## START Data rows

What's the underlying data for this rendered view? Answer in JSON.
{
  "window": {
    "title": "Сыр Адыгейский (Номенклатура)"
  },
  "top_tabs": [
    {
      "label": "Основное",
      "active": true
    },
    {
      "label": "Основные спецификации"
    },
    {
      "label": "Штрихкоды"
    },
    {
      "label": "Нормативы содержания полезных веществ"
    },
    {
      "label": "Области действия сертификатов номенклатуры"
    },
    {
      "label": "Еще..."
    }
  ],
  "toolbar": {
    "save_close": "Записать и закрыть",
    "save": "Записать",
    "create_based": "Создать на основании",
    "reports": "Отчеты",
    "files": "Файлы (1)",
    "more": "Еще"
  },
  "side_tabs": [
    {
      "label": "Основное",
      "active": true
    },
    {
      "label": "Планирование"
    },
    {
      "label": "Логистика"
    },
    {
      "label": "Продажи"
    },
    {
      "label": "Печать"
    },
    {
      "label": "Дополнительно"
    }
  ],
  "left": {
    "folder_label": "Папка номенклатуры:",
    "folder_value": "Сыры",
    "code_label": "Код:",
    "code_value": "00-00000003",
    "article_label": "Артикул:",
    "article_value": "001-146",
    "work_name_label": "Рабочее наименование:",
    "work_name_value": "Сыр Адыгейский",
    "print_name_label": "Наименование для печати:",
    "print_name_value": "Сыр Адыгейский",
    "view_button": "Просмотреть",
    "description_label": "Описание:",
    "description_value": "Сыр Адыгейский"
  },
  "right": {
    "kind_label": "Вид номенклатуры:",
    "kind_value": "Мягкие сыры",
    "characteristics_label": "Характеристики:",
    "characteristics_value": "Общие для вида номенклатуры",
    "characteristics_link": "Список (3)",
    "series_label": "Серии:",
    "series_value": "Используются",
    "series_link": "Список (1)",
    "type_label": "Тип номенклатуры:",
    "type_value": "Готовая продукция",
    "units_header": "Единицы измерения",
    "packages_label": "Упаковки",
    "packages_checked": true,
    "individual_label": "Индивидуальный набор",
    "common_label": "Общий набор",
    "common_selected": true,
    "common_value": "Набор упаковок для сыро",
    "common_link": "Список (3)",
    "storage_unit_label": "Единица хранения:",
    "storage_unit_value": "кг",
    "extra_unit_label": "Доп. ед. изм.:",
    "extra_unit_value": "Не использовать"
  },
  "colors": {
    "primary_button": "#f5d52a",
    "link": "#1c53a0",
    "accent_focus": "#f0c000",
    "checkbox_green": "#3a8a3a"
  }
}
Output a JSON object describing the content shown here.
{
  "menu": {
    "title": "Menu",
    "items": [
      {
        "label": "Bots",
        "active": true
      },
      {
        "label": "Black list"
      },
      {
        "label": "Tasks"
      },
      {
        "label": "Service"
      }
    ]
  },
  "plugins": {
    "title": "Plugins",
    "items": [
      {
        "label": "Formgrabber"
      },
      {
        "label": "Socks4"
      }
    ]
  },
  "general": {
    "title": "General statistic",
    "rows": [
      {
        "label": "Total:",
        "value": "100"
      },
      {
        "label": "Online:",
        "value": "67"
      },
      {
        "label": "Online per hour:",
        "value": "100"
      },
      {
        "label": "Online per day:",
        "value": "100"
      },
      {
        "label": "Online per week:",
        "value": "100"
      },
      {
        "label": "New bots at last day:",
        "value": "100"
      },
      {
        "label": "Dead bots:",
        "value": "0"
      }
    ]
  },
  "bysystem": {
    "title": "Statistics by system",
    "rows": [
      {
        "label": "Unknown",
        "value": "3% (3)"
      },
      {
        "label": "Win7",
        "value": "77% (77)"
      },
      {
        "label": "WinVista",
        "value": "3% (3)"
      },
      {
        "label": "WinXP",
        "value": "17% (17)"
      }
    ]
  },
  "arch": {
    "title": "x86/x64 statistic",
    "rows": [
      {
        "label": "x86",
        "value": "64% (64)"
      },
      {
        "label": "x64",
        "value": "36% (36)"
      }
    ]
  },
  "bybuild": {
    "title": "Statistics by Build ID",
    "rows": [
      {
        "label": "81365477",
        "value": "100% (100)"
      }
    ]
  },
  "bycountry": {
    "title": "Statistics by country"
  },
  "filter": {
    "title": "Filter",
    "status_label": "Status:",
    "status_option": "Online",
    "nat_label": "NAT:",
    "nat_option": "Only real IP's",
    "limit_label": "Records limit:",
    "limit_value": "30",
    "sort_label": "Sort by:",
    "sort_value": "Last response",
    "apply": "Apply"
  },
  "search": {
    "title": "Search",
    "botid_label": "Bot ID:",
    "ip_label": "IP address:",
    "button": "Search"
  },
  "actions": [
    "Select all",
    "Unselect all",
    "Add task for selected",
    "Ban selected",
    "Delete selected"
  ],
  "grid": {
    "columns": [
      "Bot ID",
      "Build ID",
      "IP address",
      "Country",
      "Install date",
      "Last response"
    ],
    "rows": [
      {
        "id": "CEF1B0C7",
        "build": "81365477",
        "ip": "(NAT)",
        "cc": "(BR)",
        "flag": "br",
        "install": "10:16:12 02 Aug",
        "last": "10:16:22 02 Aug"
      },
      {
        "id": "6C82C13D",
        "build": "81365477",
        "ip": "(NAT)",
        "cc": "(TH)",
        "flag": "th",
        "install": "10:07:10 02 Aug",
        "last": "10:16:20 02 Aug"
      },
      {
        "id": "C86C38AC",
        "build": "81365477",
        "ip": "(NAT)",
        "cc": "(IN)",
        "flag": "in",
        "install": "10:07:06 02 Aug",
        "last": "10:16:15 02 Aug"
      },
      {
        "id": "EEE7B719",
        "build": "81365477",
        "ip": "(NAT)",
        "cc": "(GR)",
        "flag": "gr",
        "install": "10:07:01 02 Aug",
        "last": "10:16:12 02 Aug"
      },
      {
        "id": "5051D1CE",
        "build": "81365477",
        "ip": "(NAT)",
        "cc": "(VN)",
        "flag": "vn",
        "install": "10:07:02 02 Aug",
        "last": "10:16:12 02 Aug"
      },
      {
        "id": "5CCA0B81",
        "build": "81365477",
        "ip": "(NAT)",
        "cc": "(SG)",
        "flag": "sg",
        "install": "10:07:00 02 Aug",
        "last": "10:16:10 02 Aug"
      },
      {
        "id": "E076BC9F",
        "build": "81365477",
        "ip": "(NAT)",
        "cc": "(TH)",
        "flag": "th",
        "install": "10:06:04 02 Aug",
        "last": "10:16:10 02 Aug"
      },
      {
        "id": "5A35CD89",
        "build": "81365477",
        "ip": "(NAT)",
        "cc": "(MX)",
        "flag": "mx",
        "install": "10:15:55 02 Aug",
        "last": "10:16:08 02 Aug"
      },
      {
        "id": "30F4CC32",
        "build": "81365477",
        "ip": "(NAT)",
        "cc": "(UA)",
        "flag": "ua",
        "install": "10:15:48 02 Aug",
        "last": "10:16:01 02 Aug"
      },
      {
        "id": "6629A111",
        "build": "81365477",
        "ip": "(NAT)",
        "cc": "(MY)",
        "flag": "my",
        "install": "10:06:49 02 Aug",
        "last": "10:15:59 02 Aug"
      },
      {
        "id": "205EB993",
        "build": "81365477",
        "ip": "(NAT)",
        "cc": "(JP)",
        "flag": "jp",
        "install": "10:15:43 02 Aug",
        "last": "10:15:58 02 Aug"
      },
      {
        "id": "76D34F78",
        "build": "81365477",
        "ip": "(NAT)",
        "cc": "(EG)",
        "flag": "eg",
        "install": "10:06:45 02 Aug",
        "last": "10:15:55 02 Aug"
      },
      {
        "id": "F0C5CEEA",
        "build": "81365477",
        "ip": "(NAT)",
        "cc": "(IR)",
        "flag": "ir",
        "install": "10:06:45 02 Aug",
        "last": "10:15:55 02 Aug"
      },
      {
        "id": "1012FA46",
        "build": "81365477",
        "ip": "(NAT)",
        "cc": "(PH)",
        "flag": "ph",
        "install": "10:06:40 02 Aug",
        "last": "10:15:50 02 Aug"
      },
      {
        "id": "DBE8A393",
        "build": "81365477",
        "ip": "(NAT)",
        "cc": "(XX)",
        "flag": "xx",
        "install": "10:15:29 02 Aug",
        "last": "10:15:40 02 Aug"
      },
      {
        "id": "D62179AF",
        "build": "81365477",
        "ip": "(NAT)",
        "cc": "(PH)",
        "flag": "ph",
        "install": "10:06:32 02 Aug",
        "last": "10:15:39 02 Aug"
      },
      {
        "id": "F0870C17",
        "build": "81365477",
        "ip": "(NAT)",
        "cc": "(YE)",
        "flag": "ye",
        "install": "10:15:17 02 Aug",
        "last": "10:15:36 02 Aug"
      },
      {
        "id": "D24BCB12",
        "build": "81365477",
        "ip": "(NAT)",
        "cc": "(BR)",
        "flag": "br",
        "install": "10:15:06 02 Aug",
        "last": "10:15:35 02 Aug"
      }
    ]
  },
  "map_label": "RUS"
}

## END Data rows

Select, from the listing, all lines that include the word "title".

    "title": "Сыр Адыгейский (Номенклатура)"
    "title": "Menu",
    "title": "Plugins",
    "title": "General statistic",
    "title": "Statistics by system",
    "title": "x86/x64 statistic",
    "title": "Statistics by Build ID",
    "title": "Statistics by country"
    "title": "Filter",
    "title": "Search",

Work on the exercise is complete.